Stored items:
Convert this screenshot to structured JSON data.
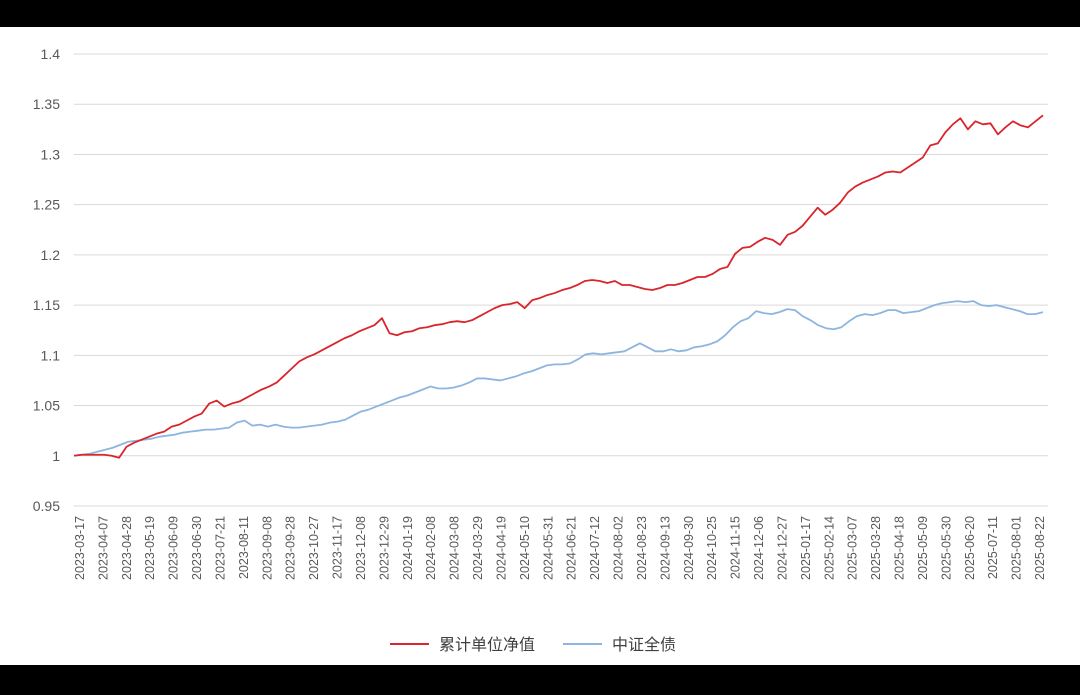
{
  "chart_data": {
    "type": "line",
    "title": "",
    "xlabel": "",
    "ylabel": "",
    "ylim": [
      0.95,
      1.4
    ],
    "y_ticks": [
      "1.4",
      "1.35",
      "1.3",
      "1.25",
      "1.2",
      "1.15",
      "1.1",
      "1.05",
      "1",
      "0.95"
    ],
    "grid": true,
    "legend_position": "bottom",
    "x_tick_labels": [
      "2023-03-17",
      "2023-04-07",
      "2023-04-28",
      "2023-05-19",
      "2023-06-09",
      "2023-06-30",
      "2023-07-21",
      "2023-08-11",
      "2023-09-08",
      "2023-09-28",
      "2023-10-27",
      "2023-11-17",
      "2023-12-08",
      "2023-12-29",
      "2024-01-19",
      "2024-02-08",
      "2024-03-08",
      "2024-03-29",
      "2024-04-19",
      "2024-05-10",
      "2024-05-31",
      "2024-06-21",
      "2024-07-12",
      "2024-08-02",
      "2024-08-23",
      "2024-09-13",
      "2024-09-30",
      "2024-10-25",
      "2024-11-15",
      "2024-12-06",
      "2024-12-27",
      "2025-01-17",
      "2025-02-14",
      "2025-03-07",
      "2025-03-28",
      "2025-04-18",
      "2025-05-09",
      "2025-05-30",
      "2025-06-20",
      "2025-07-11",
      "2025-08-01",
      "2025-08-22"
    ],
    "series": [
      {
        "name": "累计单位净值",
        "color": "#d9252c",
        "values": [
          1.0,
          1.001,
          1.001,
          1.001,
          1.001,
          1.0,
          0.998,
          1.009,
          1.013,
          1.016,
          1.019,
          1.022,
          1.024,
          1.029,
          1.031,
          1.035,
          1.039,
          1.042,
          1.052,
          1.055,
          1.049,
          1.052,
          1.054,
          1.058,
          1.062,
          1.066,
          1.069,
          1.073,
          1.08,
          1.087,
          1.094,
          1.098,
          1.101,
          1.105,
          1.109,
          1.113,
          1.117,
          1.12,
          1.124,
          1.127,
          1.13,
          1.137,
          1.122,
          1.12,
          1.123,
          1.124,
          1.127,
          1.128,
          1.13,
          1.131,
          1.133,
          1.134,
          1.133,
          1.135,
          1.139,
          1.143,
          1.147,
          1.15,
          1.151,
          1.153,
          1.147,
          1.155,
          1.157,
          1.16,
          1.162,
          1.165,
          1.167,
          1.17,
          1.174,
          1.175,
          1.174,
          1.172,
          1.174,
          1.17,
          1.17,
          1.168,
          1.166,
          1.165,
          1.167,
          1.17,
          1.17,
          1.172,
          1.175,
          1.178,
          1.178,
          1.181,
          1.186,
          1.188,
          1.201,
          1.207,
          1.208,
          1.213,
          1.217,
          1.215,
          1.21,
          1.22,
          1.223,
          1.229,
          1.238,
          1.247,
          1.24,
          1.245,
          1.252,
          1.262,
          1.268,
          1.272,
          1.275,
          1.278,
          1.282,
          1.283,
          1.282,
          1.287,
          1.292,
          1.297,
          1.309,
          1.311,
          1.322,
          1.33,
          1.336,
          1.325,
          1.333,
          1.33,
          1.331,
          1.32,
          1.327,
          1.333,
          1.329,
          1.327,
          1.333,
          1.339
        ]
      },
      {
        "name": "中证全债",
        "color": "#8cb6df",
        "values": [
          1.0,
          1.001,
          1.002,
          1.004,
          1.006,
          1.008,
          1.011,
          1.014,
          1.015,
          1.016,
          1.017,
          1.019,
          1.02,
          1.021,
          1.023,
          1.024,
          1.025,
          1.026,
          1.026,
          1.027,
          1.028,
          1.033,
          1.035,
          1.03,
          1.031,
          1.029,
          1.031,
          1.029,
          1.028,
          1.028,
          1.029,
          1.03,
          1.031,
          1.033,
          1.034,
          1.036,
          1.04,
          1.044,
          1.046,
          1.049,
          1.052,
          1.055,
          1.058,
          1.06,
          1.063,
          1.066,
          1.069,
          1.067,
          1.067,
          1.068,
          1.07,
          1.073,
          1.077,
          1.077,
          1.076,
          1.075,
          1.077,
          1.079,
          1.082,
          1.084,
          1.087,
          1.09,
          1.091,
          1.091,
          1.092,
          1.096,
          1.101,
          1.102,
          1.101,
          1.102,
          1.103,
          1.104,
          1.108,
          1.112,
          1.108,
          1.104,
          1.104,
          1.106,
          1.104,
          1.105,
          1.108,
          1.109,
          1.111,
          1.114,
          1.12,
          1.128,
          1.134,
          1.137,
          1.144,
          1.142,
          1.141,
          1.143,
          1.146,
          1.145,
          1.139,
          1.135,
          1.13,
          1.127,
          1.126,
          1.128,
          1.134,
          1.139,
          1.141,
          1.14,
          1.142,
          1.145,
          1.145,
          1.142,
          1.143,
          1.144,
          1.147,
          1.15,
          1.152,
          1.153,
          1.154,
          1.153,
          1.154,
          1.15,
          1.149,
          1.15,
          1.148,
          1.146,
          1.144,
          1.141,
          1.141,
          1.143
        ]
      }
    ]
  }
}
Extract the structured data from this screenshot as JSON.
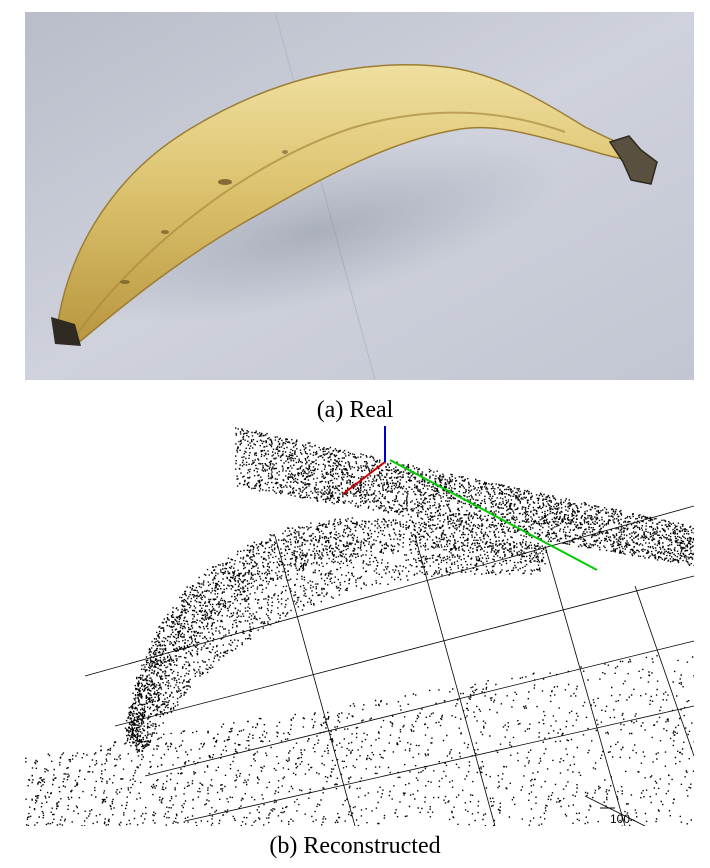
{
  "figure": {
    "caption_a": "(a) Real",
    "caption_b": "(b) Reconstructed",
    "tick_label": "100"
  },
  "colors": {
    "background_photo": "#c9cdd8",
    "banana_peel": "#d9c06a",
    "axis_x": "#cc0000",
    "axis_y": "#00cc00",
    "axis_z": "#0000cc"
  }
}
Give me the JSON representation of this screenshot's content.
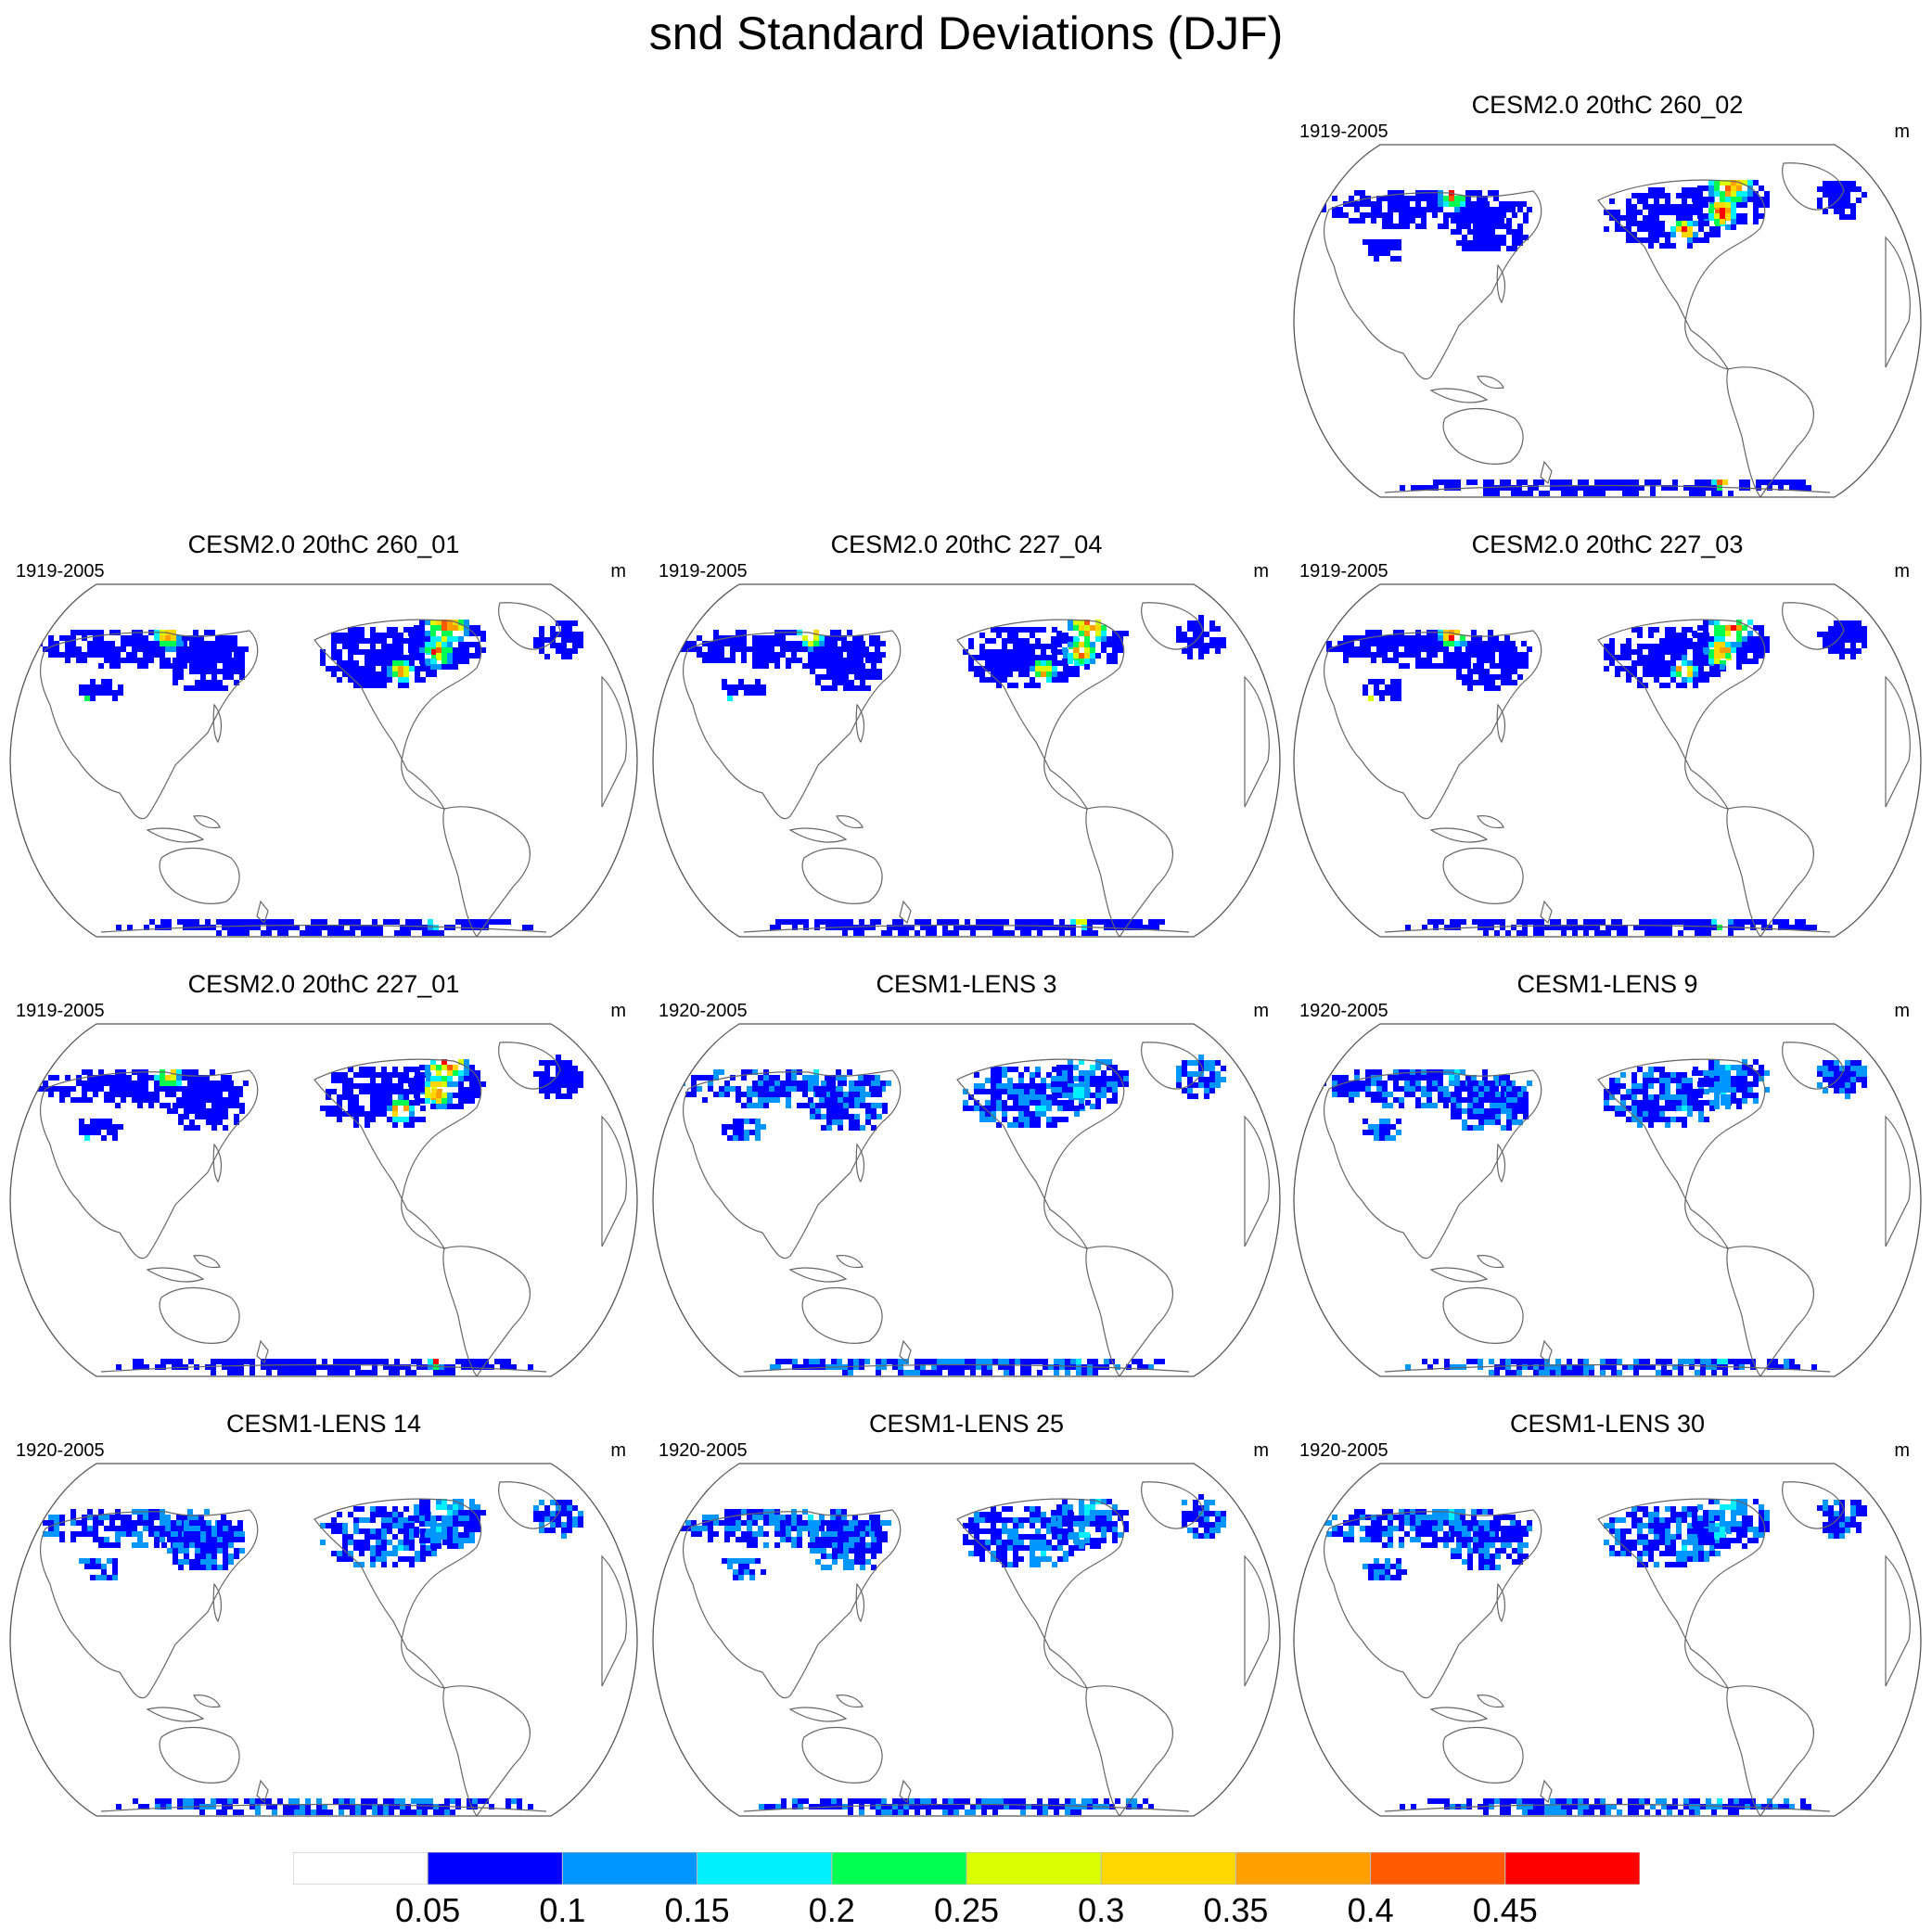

(WHAT YOU ARE ASKED TO DO): Identify lines with the string "JSON". Copy each one.

(OUTPUT OF THE EXERCISE):
Convert this screenshot to structured JSON data.
Extract the structured data from this screenshot as JSON.
Give me the JSON representation of this screenshot's content.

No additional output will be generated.